- [Work to be completed]
The listing below should be written out exactly; please include all of it.

══ Material shown ══

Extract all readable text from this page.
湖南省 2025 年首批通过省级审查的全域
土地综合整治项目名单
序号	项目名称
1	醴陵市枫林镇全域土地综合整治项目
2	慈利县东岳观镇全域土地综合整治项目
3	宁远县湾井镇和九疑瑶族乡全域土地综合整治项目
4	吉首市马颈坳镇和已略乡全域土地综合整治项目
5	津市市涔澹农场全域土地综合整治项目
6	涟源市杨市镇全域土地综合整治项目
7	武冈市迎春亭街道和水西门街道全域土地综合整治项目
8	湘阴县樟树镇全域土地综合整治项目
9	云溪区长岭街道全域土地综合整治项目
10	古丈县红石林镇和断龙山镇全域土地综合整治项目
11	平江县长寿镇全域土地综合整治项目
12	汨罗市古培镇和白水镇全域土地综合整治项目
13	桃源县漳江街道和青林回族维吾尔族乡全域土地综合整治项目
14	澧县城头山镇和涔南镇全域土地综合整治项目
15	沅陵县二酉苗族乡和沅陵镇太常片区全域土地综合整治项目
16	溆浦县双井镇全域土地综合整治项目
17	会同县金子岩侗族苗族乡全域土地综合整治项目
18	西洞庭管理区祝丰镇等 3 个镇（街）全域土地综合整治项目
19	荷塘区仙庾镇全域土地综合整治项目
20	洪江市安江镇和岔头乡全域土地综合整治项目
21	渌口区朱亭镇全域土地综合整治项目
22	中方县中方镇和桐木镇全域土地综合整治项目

═══

- [Result]
Extract all readable text from this page.
湖南省 2025 年首批通过省级审查的全域
土地综合整治项目名单
序号	项目名称
1	醴陵市枫林镇全域土地综合整治项目
2	慈利县东岳观镇全域土地综合整治项目
3	宁远县湾井镇和九疑瑶族乡全域土地综合整治项目
4	吉首市马颈坳镇和已略乡全域土地综合整治项目
5	津市市涔澹农场全域土地综合整治项目
6	涟源市杨市镇全域土地综合整治项目
7	武冈市迎春亭街道和水西门街道全域土地综合整治项目
8	湘阴县樟树镇全域土地综合整治项目
9	云溪区长岭街道全域土地综合整治项目
10	古丈县红石林镇和断龙山镇全域土地综合整治项目
11	平江县长寿镇全域土地综合整治项目
12	汨罗市古培镇和白水镇全域土地综合整治项目
13	桃源县漳江街道和青林回族维吾尔族乡全域土地综合整治项目
14	澧县城头山镇和涔南镇全域土地综合整治项目
15	沅陵县二酉苗族乡和沅陵镇太常片区全域土地综合整治项目
16	溆浦县双井镇全域土地综合整治项目
17	会同县金子岩侗族苗族乡全域土地综合整治项目
18	西洞庭管理区祝丰镇等 3 个镇（街）全域土地综合整治项目
19	荷塘区仙庾镇全域土地综合整治项目
20	洪江市安江镇和岔头乡全域土地综合整治项目
21	渌口区朱亭镇全域土地综合整治项目
22	中方县中方镇和桐木镇全域土地综合整治项目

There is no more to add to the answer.